## PROBLEM STATEMENT
Give the data a second time, exactly and in full.

## THE DATA
○ ○ ○ ○ ○ ○ ○
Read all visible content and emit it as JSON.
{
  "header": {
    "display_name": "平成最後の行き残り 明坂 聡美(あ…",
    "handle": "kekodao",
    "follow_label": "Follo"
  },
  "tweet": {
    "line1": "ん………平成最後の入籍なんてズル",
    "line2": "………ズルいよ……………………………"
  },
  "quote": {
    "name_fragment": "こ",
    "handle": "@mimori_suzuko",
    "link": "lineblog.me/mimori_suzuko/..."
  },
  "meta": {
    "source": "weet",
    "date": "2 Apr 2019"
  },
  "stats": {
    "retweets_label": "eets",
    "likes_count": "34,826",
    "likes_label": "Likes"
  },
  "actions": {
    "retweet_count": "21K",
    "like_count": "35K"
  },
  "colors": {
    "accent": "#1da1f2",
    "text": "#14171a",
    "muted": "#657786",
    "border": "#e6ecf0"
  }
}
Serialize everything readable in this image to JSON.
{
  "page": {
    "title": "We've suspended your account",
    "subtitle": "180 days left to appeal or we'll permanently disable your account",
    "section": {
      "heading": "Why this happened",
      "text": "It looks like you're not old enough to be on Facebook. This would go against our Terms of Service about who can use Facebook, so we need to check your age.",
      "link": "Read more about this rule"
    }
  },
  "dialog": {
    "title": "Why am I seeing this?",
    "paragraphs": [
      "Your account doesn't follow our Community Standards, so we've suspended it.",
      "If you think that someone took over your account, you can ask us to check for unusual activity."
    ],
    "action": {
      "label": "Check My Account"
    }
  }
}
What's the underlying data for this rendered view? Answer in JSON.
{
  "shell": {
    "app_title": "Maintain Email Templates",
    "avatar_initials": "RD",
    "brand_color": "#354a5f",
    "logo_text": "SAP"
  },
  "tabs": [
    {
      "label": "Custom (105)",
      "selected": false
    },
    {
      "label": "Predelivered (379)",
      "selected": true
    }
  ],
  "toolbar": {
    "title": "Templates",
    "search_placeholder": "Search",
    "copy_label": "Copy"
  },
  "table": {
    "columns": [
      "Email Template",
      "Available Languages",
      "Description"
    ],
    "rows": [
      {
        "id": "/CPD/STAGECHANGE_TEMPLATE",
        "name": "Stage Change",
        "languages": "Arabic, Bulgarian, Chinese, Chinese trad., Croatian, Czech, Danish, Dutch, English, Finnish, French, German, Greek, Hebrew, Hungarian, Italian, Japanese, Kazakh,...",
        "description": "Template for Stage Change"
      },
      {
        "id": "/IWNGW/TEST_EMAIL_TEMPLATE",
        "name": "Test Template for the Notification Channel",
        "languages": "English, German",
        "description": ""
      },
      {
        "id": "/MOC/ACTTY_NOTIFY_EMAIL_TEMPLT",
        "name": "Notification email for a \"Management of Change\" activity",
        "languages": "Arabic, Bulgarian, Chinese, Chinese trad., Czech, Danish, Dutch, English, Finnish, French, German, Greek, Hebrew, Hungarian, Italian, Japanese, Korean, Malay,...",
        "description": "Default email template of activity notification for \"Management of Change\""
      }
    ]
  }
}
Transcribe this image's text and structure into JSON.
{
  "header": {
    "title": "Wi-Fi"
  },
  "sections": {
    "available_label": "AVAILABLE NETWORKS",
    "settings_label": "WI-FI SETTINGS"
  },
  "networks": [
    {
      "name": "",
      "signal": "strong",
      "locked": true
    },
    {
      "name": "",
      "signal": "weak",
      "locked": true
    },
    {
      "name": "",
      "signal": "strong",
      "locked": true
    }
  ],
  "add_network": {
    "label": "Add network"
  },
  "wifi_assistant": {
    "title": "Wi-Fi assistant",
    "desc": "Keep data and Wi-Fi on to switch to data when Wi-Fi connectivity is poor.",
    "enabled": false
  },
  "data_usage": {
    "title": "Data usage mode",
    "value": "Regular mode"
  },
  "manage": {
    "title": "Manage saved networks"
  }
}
○ ○ ○ ○ ○ ○ ○
## OUTPUT FOR THIS EXERCISE
Read all visible content and emit it as JSON.
{
  "header": {
    "display_name": "平成最後の行き残り 明坂 聡美(あ…",
    "handle": "kekodao",
    "follow_label": "Follo"
  },
  "tweet": {
    "line1": "ん………平成最後の入籍なんてズル",
    "line2": "………ズルいよ……………………………"
  },
  "quote": {
    "name_fragment": "こ",
    "handle": "@mimori_suzuko",
    "link": "lineblog.me/mimori_suzuko/..."
  },
  "meta": {
    "source": "weet",
    "date": "2 Apr 2019"
  },
  "stats": {
    "retweets_label": "eets",
    "likes_count": "34,826",
    "likes_label": "Likes"
  },
  "actions": {
    "retweet_count": "21K",
    "like_count": "35K"
  },
  "colors": {
    "accent": "#1da1f2",
    "text": "#14171a",
    "muted": "#657786",
    "border": "#e6ecf0"
  }
}
Serialize everything readable in this image to JSON.
{
  "page": {
    "title": "We've suspended your account",
    "subtitle": "180 days left to appeal or we'll permanently disable your account",
    "section": {
      "heading": "Why this happened",
      "text": "It looks like you're not old enough to be on Facebook. This would go against our Terms of Service about who can use Facebook, so we need to check your age.",
      "link": "Read more about this rule"
    }
  },
  "dialog": {
    "title": "Why am I seeing this?",
    "paragraphs": [
      "Your account doesn't follow our Community Standards, so we've suspended it.",
      "If you think that someone took over your account, you can ask us to check for unusual activity."
    ],
    "action": {
      "label": "Check My Account"
    }
  }
}
What's the underlying data for this rendered view? Answer in JSON.
{
  "shell": {
    "app_title": "Maintain Email Templates",
    "avatar_initials": "RD",
    "brand_color": "#354a5f",
    "logo_text": "SAP"
  },
  "tabs": [
    {
      "label": "Custom (105)",
      "selected": false
    },
    {
      "label": "Predelivered (379)",
      "selected": true
    }
  ],
  "toolbar": {
    "title": "Templates",
    "search_placeholder": "Search",
    "copy_label": "Copy"
  },
  "table": {
    "columns": [
      "Email Template",
      "Available Languages",
      "Description"
    ],
    "rows": [
      {
        "id": "/CPD/STAGECHANGE_TEMPLATE",
        "name": "Stage Change",
        "languages": "Arabic, Bulgarian, Chinese, Chinese trad., Croatian, Czech, Danish, Dutch, English, Finnish, French, German, Greek, Hebrew, Hungarian, Italian, Japanese, Kazakh,...",
        "description": "Template for Stage Change"
      },
      {
        "id": "/IWNGW/TEST_EMAIL_TEMPLATE",
        "name": "Test Template for the Notification Channel",
        "languages": "English, German",
        "description": ""
      },
      {
        "id": "/MOC/ACTTY_NOTIFY_EMAIL_TEMPLT",
        "name": "Notification email for a \"Management of Change\" activity",
        "languages": "Arabic, Bulgarian, Chinese, Chinese trad., Czech, Danish, Dutch, English, Finnish, French, German, Greek, Hebrew, Hungarian, Italian, Japanese, Korean, Malay,...",
        "description": "Default email template of activity notification for \"Management of Change\""
      }
    ]
  }
}
Transcribe this image's text and structure into JSON.
{
  "header": {
    "title": "Wi-Fi"
  },
  "sections": {
    "available_label": "AVAILABLE NETWORKS",
    "settings_label": "WI-FI SETTINGS"
  },
  "networks": [
    {
      "name": "",
      "signal": "strong",
      "locked": true
    },
    {
      "name": "",
      "signal": "weak",
      "locked": true
    },
    {
      "name": "",
      "signal": "strong",
      "locked": true
    }
  ],
  "add_network": {
    "label": "Add network"
  },
  "wifi_assistant": {
    "title": "Wi-Fi assistant",
    "desc": "Keep data and Wi-Fi on to switch to data when Wi-Fi connectivity is poor.",
    "enabled": false
  },
  "data_usage": {
    "title": "Data usage mode",
    "value": "Regular mode"
  },
  "manage": {
    "title": "Manage saved networks"
  }
}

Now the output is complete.